***** Reading passage

(521f) Measurement of Particle Impact Velocities in Vibrationally Fluidized Granular Flows

A probe consisting of a high-speed laser displacement sensor was
developed to measure directly the surface-normal impact
velocities of spherical steel and porcelain particles
in the vibrationally-fluidized granular flow produced by a tub vibratory finisher.  Measurements were made in various locations and
directions within the flow (Fig. 1). 

Vibratory
finishing is widely used to deburr, polish, burnish, harden and clean metal, ceramic
and plastic parts.  In a tub vibratory finisher, a container filled with granular
media is oscillated by an eccentric rotating shaft so that it develops a vibrationally-fluidized
circulatory bulk flow of the media that is largely two-dimensional.  The media
have both a large-scale bulk flow velocity and a much smaller-scale local
impact velocity.  Therefore, work-pieces that are entrained in the flowing
media are subjected to the repetitive, high-frequency impacts of the
surrounding particles. 

Within
a vibratory finisher, surface interactions such erosive wear and plastic
deformation are affected strongly by the velocity, frequency, and direction of
particle impacts.  High impact velocities can cause fracture and fragmentation
while low impact velocities can make the process less efficient.  The impact
velocity is also closely related to the breakage of granular materials in many
processes such as drug tablet coating within rotating drums, bulk materials
handling, food processing, and particle attrition in vibratory finishing. 
Large particle impact velocities may also result in excessive erosion of
machine components in processes such as vibratory sieving and mixing. 

Measurement
of local quantities such as the impact velocity of vibrating particles in a vibrationally-fluidized
granular media is challenging, because of the relatively small scale of the
motion and difficulties in designing probes capable of measuring local
quantities without disturbing the media.  Therefore, most
existing research in the field of flowing granular media has focused on the
bulk flow of the media.  In some of these studies, discrete element modeling (DEM)
simulations have been used to predict the bulk flow behavior of granular
media and the numerical results have been verified experimentally.  Generally,
these investigations have shown that discrete element simulations give
reasonable predictions of bulk flow velocity and volume fraction in both
fluidized and non-fluidized flows. 

Only a few studies have
focused on the local behavior of the media in
granular flows.  In most of these studies, DEM predictions of collision
scale quantities such as impact velocity, collision frequency or impact energy
were not validated experimentally. Therefore, it is not known if the commonly
used approaches and parameters in DEM simulations yield correct predictions of
the impact velocity.  This remains a significant limitation since the impact
forces that govern erosion, wear and fracture in granular flows are
fundamentally linked to the particle impact velocity and kinetic energy.

**********
***** Data supplied

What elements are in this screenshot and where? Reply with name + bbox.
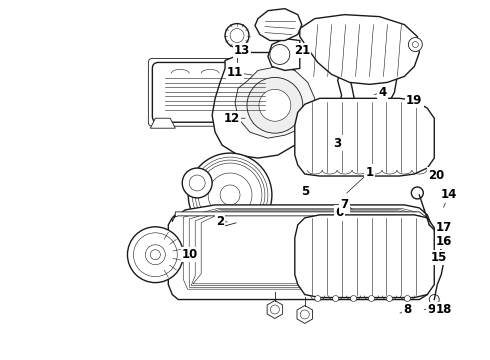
Text: 19: 19 xyxy=(406,94,422,107)
Polygon shape xyxy=(235,67,315,138)
Text: 11: 11 xyxy=(227,66,243,79)
Polygon shape xyxy=(335,55,397,162)
FancyBboxPatch shape xyxy=(152,62,276,122)
Text: 4: 4 xyxy=(378,86,387,99)
Text: 14: 14 xyxy=(441,188,457,202)
Circle shape xyxy=(270,45,290,64)
Polygon shape xyxy=(300,15,419,84)
Text: 16: 16 xyxy=(436,235,452,248)
Circle shape xyxy=(412,187,423,199)
Circle shape xyxy=(429,294,439,305)
Text: 15: 15 xyxy=(431,251,447,264)
Polygon shape xyxy=(297,306,313,323)
Circle shape xyxy=(259,89,291,121)
Polygon shape xyxy=(268,39,300,71)
Polygon shape xyxy=(255,9,302,41)
Text: 10: 10 xyxy=(182,248,198,261)
Circle shape xyxy=(133,233,177,276)
Circle shape xyxy=(213,213,223,223)
Circle shape xyxy=(300,310,309,319)
Circle shape xyxy=(225,24,249,48)
Text: 9: 9 xyxy=(427,303,436,316)
Text: 21: 21 xyxy=(294,44,310,57)
Circle shape xyxy=(182,168,212,198)
Circle shape xyxy=(387,296,392,302)
Circle shape xyxy=(146,245,165,265)
Polygon shape xyxy=(295,215,434,298)
Polygon shape xyxy=(150,118,175,128)
Text: 5: 5 xyxy=(301,185,309,198)
Text: 12: 12 xyxy=(224,112,240,125)
Circle shape xyxy=(350,296,357,302)
Polygon shape xyxy=(168,205,431,300)
Text: 7: 7 xyxy=(341,198,349,211)
Circle shape xyxy=(368,296,374,302)
Circle shape xyxy=(230,28,244,42)
Text: 18: 18 xyxy=(436,303,452,316)
Text: 1: 1 xyxy=(366,166,373,179)
Circle shape xyxy=(408,37,422,51)
Circle shape xyxy=(220,185,240,205)
Circle shape xyxy=(189,175,205,191)
Text: 17: 17 xyxy=(436,221,452,234)
Text: 13: 13 xyxy=(234,44,250,57)
Circle shape xyxy=(404,296,410,302)
Text: 2: 2 xyxy=(216,215,224,228)
Circle shape xyxy=(127,227,183,283)
Text: 20: 20 xyxy=(428,168,444,181)
Text: 8: 8 xyxy=(403,303,412,316)
Circle shape xyxy=(188,153,272,237)
Polygon shape xyxy=(172,212,427,222)
Circle shape xyxy=(247,77,303,133)
Circle shape xyxy=(198,163,262,227)
Text: 3: 3 xyxy=(334,137,342,150)
Circle shape xyxy=(208,173,252,217)
Polygon shape xyxy=(210,208,227,228)
Polygon shape xyxy=(267,301,283,319)
Polygon shape xyxy=(212,53,397,165)
Circle shape xyxy=(270,305,279,314)
Circle shape xyxy=(315,296,321,302)
Circle shape xyxy=(333,296,339,302)
Circle shape xyxy=(150,250,160,260)
Circle shape xyxy=(413,41,418,48)
Polygon shape xyxy=(295,98,434,176)
Text: 6: 6 xyxy=(336,206,344,219)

**********

Tasks to perform
a – Please summarize the passage on particle impact velocities in vibratory finishing in two sentences.
b – Pick up the passage on particle impact velocities in vibratory finishing after its final sentence and carry it forward.

Results by task
a – A probe built around a high-speed laser displacement sensor was developed to directly measure the surface-normal impact velocities of steel and porcelain spheres in the vibrationally fluidized flow of a tub vibratory finisher. These impact velocities strongly affect wear, deformation and breakage, but they are hard to measure without disturbing the media, so most research has focused on bulk flow, and DEM predictions of impact velocity have mostly not been validated experimentally.

b –
There
are several different methods to measure particle velocity in fluidized beds:
laser-Doppler velocimetry, photographic and video techniques, optical fiber
probes and laser displacement sensors.  Photographic methods have been used to
measure bulk flow properties, but the limited spatial resolution of these
approaches makes them unsuited to the measurement of local impact velocities. 
Laser-Doppler velocimetry is restricted to the low solid concentrations (loose
media).  Optical fiber probes have been used to measure bulk flow velocities
and the void fraction of media passing transversely across the end of the
sensor.  Some designs can measure displacements along the optical probe axis
using a correlation with the amount of reflected light, but such devices become
inaccurate when the light reflected by the particle varies because of a
significant transverse velocity across the probe tip that causes the particle
to move out of the incident beam. 

Therefore,
laser displacement sensors were chosen to measure the impact velocity of 6 mm
diameter steel and porcelain balls inside a relatively packed granular flow
produced in a tub vibratory finisher.  Laser displacement sensors measure the
distance to an object using triangulation.  Laser light reflected from the
object is concentrated on a linearized charge-coupled device such that its
position depends on the distance to the object.  The accuracy of the impact
velocity measurement using the laser displacement sensor was assessed in a drop
test.  The disruption to the particle bulk flow was minimized by enclosing the
sensor in a streamlined elliptical tube.

The displacement signals from the laser sensors were analyzed to
obtain the probability distribution functions of the impact velocity of the particles. 
The output was also interpreted to give the frequency with which media passed
the sensor and hence a measure of the particle packing.  Both the impact
velocity and the packing density were found to vary significantly with the orientation
of the laser probe (direction in which the laser was pointing) and its location
in the tub vibratory finisher.  The impact velocity was found
to vary by up to 38% depending on the orientation of the laser at a single
location in the tub, and by up to 24% at various locations within the tub.  The
packing density varied by up to 55% with orientation at a single location and by
46% at different locations.  The average impact
velocity of the lighter and stiffer porcelain balls was 15% greater than that
of the steel balls for the same tub vibration.  These
laser sensor impact velocity measurements compared reasonably well with those
obtained in a previous study using an impact force sensor. 

The measurements can help to elucidate the distribution of impact
energy within a vibratory finisher and improve the understanding of processing
speed and uniformity.  The data can also serve to guide the development of DEM
simulations that attempt to predict local impact velocities in vibrationally
fluidized beds of granular materials.

Fig. 1:
Schematic of the test apparatus used to measure the impact velocity of steel
and porcelain balls in the vertical direction in the tub vibratory finisher.